[Records]
+++

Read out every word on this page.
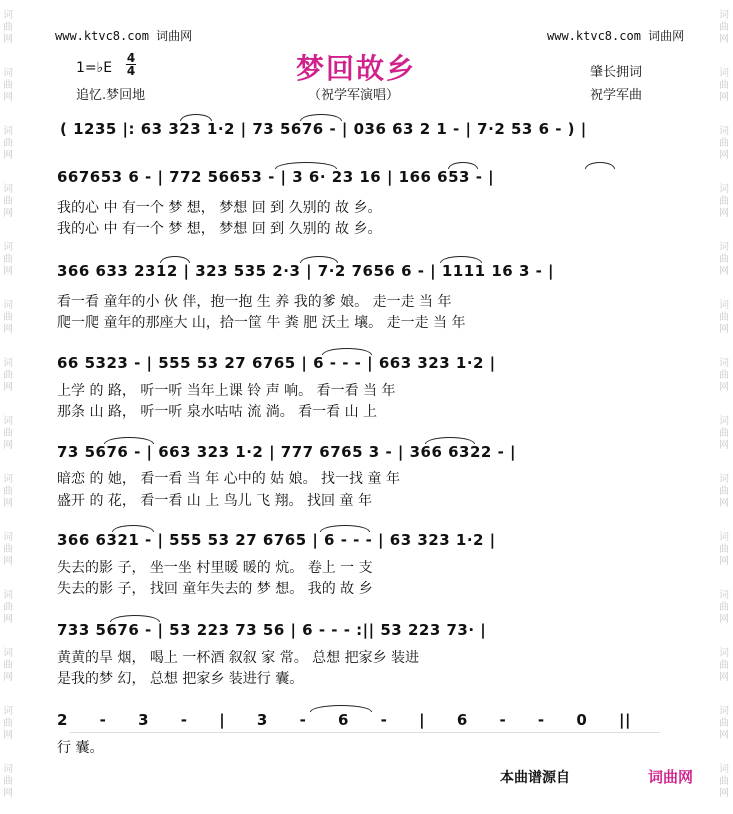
词
曲
网
词
曲
网
词
曲
网
词
曲
网
词
曲
网
词
曲
网
词
曲
网
词
曲
网
词
曲
网
词
曲
网
词
曲
网
词
曲
网
词
曲
网
词
曲
网
词
曲
网
词
曲
网
词
曲
网
词
曲
网
词
曲
网
词
曲
网
词
曲
网
词
曲
网
词
曲
网
词
曲
网
词
曲
网
词
曲
网
词
曲
网
词
曲
网
www.ktvc8.com 词曲网	www.ktvc8.com 词曲网
梦回故乡
1=♭E
4
4	肇长拥词
追忆.梦回地	（祝学军演唱）	祝学军曲
( 1235 |: 63 323 1·2 | 73 5676 - | 036 63 2 1 - | 7·2 53 6 - ) |
667653 6 - | 772 56653 - | 3 6· 23 16 | 166 653 - |
我的心 中 有一个 梦 想， 梦想 回 到 久别的 故 乡。
我的心 中 有一个 梦 想， 梦想 回 到 久别的 故 乡。
366 633 2312 | 323 535 2·3 | 7·2 7656 6 - | 1111 16 3 - |
看一看 童年的小 伙 伴，抱一抱 生 养 我的爹 娘。 走一走 当 年
爬一爬 童年的那座大 山，拾一筐 牛 粪 肥 沃土 壤。 走一走 当 年
66 5323 - | 555 53 27 6765 | 6 - - - | 663 323 1·2 |
上学 的 路， 听一听 当年上课 铃 声 响。 看一看 当 年
那条 山 路， 听一听 泉水咕咕 流 淌。 看一看 山 上
73 5676 - | 663 323 1·2 | 777 6765 3 - | 366 6322 - |
暗恋 的 她， 看一看 当 年 心中的 姑 娘。 找一找 童 年
盛开 的 花， 看一看 山 上 鸟儿 飞 翔。 找回 童 年
366 6321 - | 555 53 27 6765 | 6 - - - | 63 323 1·2 |
失去的影 子， 坐一坐 村里暖 暖的 炕。 卷上 一 支
失去的影 子， 找回 童年失去的 梦 想。 我的 故 乡
733 5676 - | 53 223 73 56 | 6 - - - :|| 53 223 73· |
黄黄的旱 烟， 喝上 一杯酒 叙叙 家 常。 总想 把家乡 装进
是我的梦 幻， 总想 把家乡 装进行 囊。
2 - 3 - | 3 - 6 - | 6 - - 0 ||
行 囊。
本曲谱源自	词曲网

+++

Give every record again exactly, apart from the pictures, which stay out.

*Solution to the problem*
Read out every word on this page.
词
曲
网
词
曲
网
词
曲
网
词
曲
网
词
曲
网
词
曲
网
词
曲
网
词
曲
网
词
曲
网
词
曲
网
词
曲
网
词
曲
网
词
曲
网
词
曲
网
词
曲
网
词
曲
网
词
曲
网
词
曲
网
词
曲
网
词
曲
网
词
曲
网
词
曲
网
词
曲
网
词
曲
网
词
曲
网
词
曲
网
词
曲
网
词
曲
网
www.ktvc8.com 词曲网	www.ktvc8.com 词曲网
梦回故乡
1=♭E
4
4	肇长拥词
追忆.梦回地	（祝学军演唱）	祝学军曲
( 1235 |: 63 323 1·2 | 73 5676 - | 036 63 2 1 - | 7·2 53 6 - ) |
667653 6 - | 772 56653 - | 3 6· 23 16 | 166 653 - |
我的心 中 有一个 梦 想， 梦想 回 到 久别的 故 乡。
我的心 中 有一个 梦 想， 梦想 回 到 久别的 故 乡。
366 633 2312 | 323 535 2·3 | 7·2 7656 6 - | 1111 16 3 - |
看一看 童年的小 伙 伴，抱一抱 生 养 我的爹 娘。 走一走 当 年
爬一爬 童年的那座大 山，拾一筐 牛 粪 肥 沃土 壤。 走一走 当 年
66 5323 - | 555 53 27 6765 | 6 - - - | 663 323 1·2 |
上学 的 路， 听一听 当年上课 铃 声 响。 看一看 当 年
那条 山 路， 听一听 泉水咕咕 流 淌。 看一看 山 上
73 5676 - | 663 323 1·2 | 777 6765 3 - | 366 6322 - |
暗恋 的 她， 看一看 当 年 心中的 姑 娘。 找一找 童 年
盛开 的 花， 看一看 山 上 鸟儿 飞 翔。 找回 童 年
366 6321 - | 555 53 27 6765 | 6 - - - | 63 323 1·2 |
失去的影 子， 坐一坐 村里暖 暖的 炕。 卷上 一 支
失去的影 子， 找回 童年失去的 梦 想。 我的 故 乡
733 5676 - | 53 223 73 56 | 6 - - - :|| 53 223 73· |
黄黄的旱 烟， 喝上 一杯酒 叙叙 家 常。 总想 把家乡 装进
是我的梦 幻， 总想 把家乡 装进行 囊。
2 - 3 - | 3 - 6 - | 6 - - 0 ||
行 囊。
本曲谱源自	词曲网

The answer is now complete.